» REQUEST: Omit all pictures and give the records below again exactly as written.

» DATA FOR THIS EXERCISE:
********************

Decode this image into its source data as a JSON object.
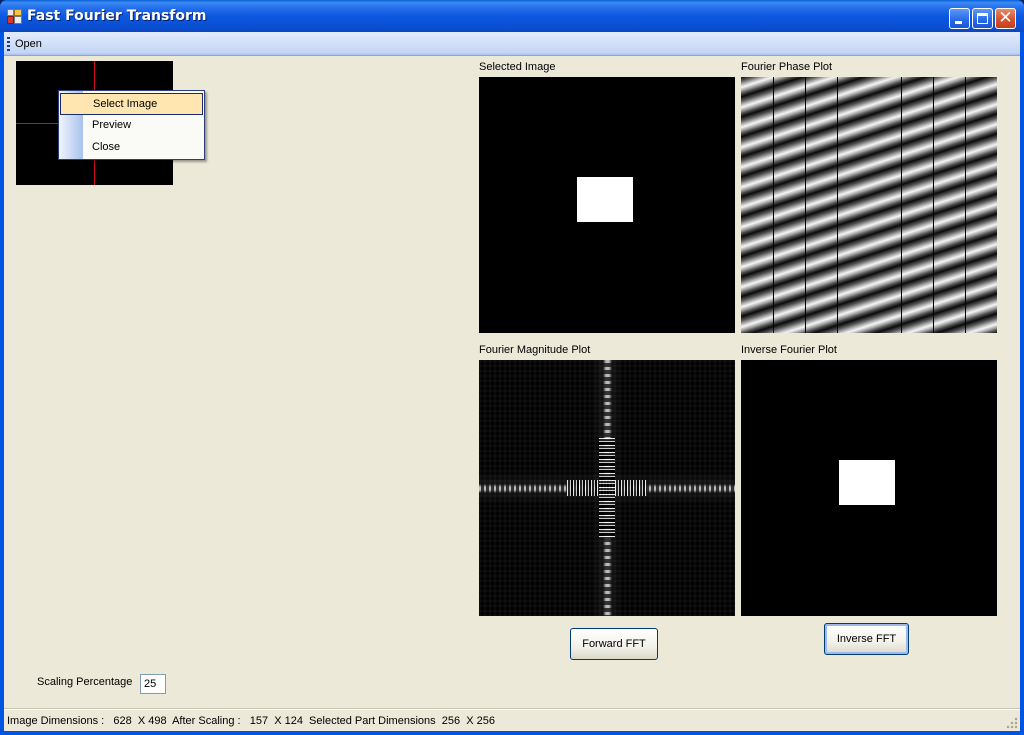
{
  "window": {
    "title": "Fast Fourier Transform",
    "controls": {
      "minimize": "minimize",
      "maximize": "maximize",
      "close": "✕"
    }
  },
  "menubar": {
    "items": [
      {
        "label": "Open"
      }
    ]
  },
  "context_menu": {
    "items": [
      {
        "label": "Select Image",
        "highlighted": true
      },
      {
        "label": "Preview",
        "highlighted": false
      },
      {
        "label": "Close",
        "highlighted": false
      }
    ]
  },
  "panels": {
    "selected_image": {
      "label": "Selected Image"
    },
    "phase_plot": {
      "label": "Fourier Phase Plot"
    },
    "magnitude_plot": {
      "label": "Fourier Magnitude Plot"
    },
    "inverse_plot": {
      "label": "Inverse Fourier  Plot"
    }
  },
  "buttons": {
    "forward_fft": "Forward FFT",
    "inverse_fft": "Inverse FFT"
  },
  "scaling": {
    "label": "Scaling Percentage",
    "value": "25"
  },
  "statusbar": {
    "text": "Image Dimensions :   628  X 498  After Scaling :   157  X 124  Selected Part Dimensions  256  X 256",
    "image_dimensions": "628  X 498",
    "after_scaling": "157  X 124",
    "selected_part_dimensions": "256  X 256"
  },
  "colors": {
    "titlebar": "#0054e3",
    "window_bg": "#ece9d8",
    "crosshair": "#d01010",
    "menu_highlight": "#ffe6b0"
  }
}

********************

» ANSWER FOR THE TASK:
Decode this image into its source data as a JSON object.
{
  "window": {
    "title": "Fast Fourier Transform",
    "controls": {
      "minimize": "minimize",
      "maximize": "maximize",
      "close": "✕"
    }
  },
  "menubar": {
    "items": [
      {
        "label": "Open"
      }
    ]
  },
  "context_menu": {
    "items": [
      {
        "label": "Select Image",
        "highlighted": true
      },
      {
        "label": "Preview",
        "highlighted": false
      },
      {
        "label": "Close",
        "highlighted": false
      }
    ]
  },
  "panels": {
    "selected_image": {
      "label": "Selected Image"
    },
    "phase_plot": {
      "label": "Fourier Phase Plot"
    },
    "magnitude_plot": {
      "label": "Fourier Magnitude Plot"
    },
    "inverse_plot": {
      "label": "Inverse Fourier  Plot"
    }
  },
  "buttons": {
    "forward_fft": "Forward FFT",
    "inverse_fft": "Inverse FFT"
  },
  "scaling": {
    "label": "Scaling Percentage",
    "value": "25"
  },
  "statusbar": {
    "text": "Image Dimensions :   628  X 498  After Scaling :   157  X 124  Selected Part Dimensions  256  X 256",
    "image_dimensions": "628  X 498",
    "after_scaling": "157  X 124",
    "selected_part_dimensions": "256  X 256"
  },
  "colors": {
    "titlebar": "#0054e3",
    "window_bg": "#ece9d8",
    "crosshair": "#d01010",
    "menu_highlight": "#ffe6b0"
  }
}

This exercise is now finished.